Start of DATA FOR THIS TASK
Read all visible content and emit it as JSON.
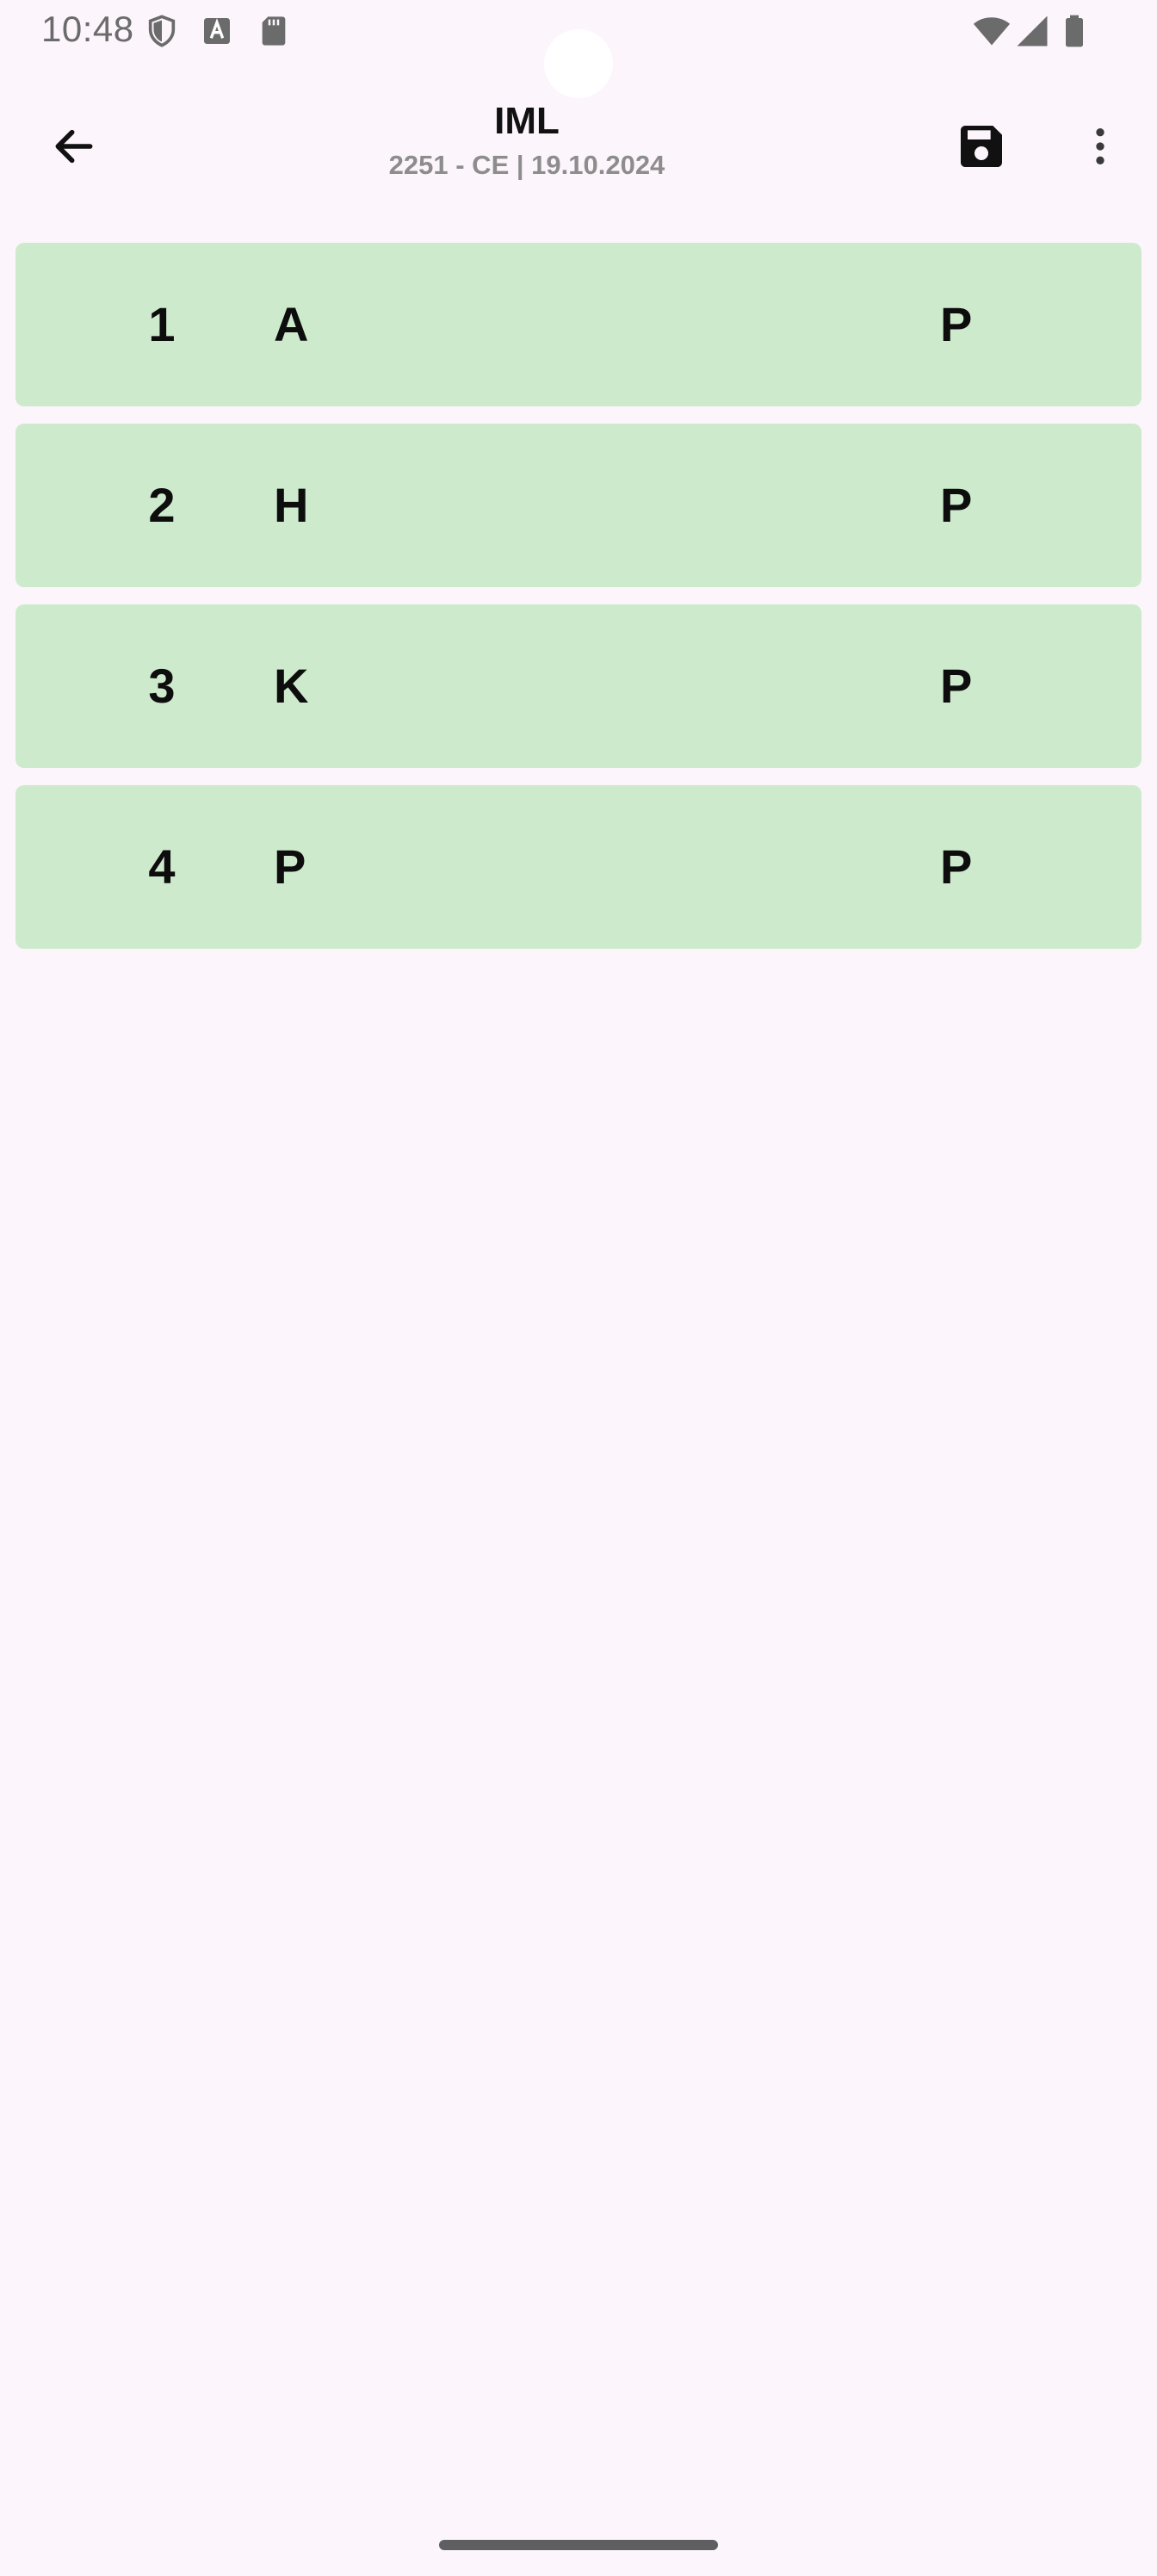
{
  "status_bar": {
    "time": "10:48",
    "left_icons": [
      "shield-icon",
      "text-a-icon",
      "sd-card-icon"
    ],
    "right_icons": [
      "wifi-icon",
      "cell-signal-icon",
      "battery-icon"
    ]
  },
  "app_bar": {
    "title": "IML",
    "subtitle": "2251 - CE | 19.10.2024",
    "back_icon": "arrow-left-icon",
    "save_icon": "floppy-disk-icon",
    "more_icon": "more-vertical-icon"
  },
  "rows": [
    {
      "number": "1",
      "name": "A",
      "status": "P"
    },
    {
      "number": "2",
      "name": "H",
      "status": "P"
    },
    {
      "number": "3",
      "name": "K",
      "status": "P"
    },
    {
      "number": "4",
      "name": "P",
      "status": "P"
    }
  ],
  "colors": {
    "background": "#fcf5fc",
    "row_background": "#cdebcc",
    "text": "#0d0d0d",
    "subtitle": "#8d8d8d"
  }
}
End of DATA FOR THIS TASK
Start of DATA FOR THIS TASK
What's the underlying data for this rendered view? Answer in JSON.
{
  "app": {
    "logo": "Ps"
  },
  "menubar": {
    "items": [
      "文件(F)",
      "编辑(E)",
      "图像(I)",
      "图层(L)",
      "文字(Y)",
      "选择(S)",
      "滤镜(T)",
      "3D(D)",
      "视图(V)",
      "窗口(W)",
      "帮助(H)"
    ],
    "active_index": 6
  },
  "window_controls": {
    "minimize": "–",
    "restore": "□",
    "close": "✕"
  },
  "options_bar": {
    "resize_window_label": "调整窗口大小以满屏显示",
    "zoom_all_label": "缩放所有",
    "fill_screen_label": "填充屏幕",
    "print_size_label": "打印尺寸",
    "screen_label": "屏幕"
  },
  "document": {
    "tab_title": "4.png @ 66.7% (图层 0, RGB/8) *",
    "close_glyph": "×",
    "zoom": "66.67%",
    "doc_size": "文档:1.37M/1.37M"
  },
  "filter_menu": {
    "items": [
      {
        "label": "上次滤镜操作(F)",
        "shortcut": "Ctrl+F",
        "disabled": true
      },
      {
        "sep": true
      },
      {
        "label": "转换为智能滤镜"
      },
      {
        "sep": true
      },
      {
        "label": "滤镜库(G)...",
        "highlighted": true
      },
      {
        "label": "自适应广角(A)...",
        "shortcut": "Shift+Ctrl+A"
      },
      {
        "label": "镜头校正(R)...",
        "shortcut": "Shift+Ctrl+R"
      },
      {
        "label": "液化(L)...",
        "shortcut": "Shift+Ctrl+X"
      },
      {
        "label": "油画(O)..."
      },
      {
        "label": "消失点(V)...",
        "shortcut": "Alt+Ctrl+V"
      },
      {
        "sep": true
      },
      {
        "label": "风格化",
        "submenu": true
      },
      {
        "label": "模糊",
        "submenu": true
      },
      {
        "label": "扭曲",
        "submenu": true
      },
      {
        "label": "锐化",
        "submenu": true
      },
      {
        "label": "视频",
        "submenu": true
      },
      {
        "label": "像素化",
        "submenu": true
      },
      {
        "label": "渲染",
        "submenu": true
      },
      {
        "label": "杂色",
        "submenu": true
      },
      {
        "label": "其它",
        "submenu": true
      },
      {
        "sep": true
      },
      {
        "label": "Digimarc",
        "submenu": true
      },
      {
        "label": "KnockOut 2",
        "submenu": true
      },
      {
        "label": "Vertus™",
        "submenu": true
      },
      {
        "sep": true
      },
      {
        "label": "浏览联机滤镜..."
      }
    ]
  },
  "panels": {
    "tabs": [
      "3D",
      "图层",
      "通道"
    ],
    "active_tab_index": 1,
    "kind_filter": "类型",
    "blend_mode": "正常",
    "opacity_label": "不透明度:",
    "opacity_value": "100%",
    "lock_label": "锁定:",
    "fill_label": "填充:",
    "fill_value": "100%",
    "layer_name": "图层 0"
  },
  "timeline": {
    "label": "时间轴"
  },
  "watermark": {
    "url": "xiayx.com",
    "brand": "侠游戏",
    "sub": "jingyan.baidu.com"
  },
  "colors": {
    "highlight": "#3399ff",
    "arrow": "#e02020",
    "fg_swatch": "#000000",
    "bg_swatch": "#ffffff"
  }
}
End of DATA FOR THIS TASK
Copy each line of the records that contains the word "Ctrl".

> [FULL SOLUTION]:
        "shortcut": "Ctrl+F",
        "shortcut": "Shift+Ctrl+A"
        "shortcut": "Shift+Ctrl+R"
        "shortcut": "Shift+Ctrl+X"
        "shortcut": "Alt+Ctrl+V"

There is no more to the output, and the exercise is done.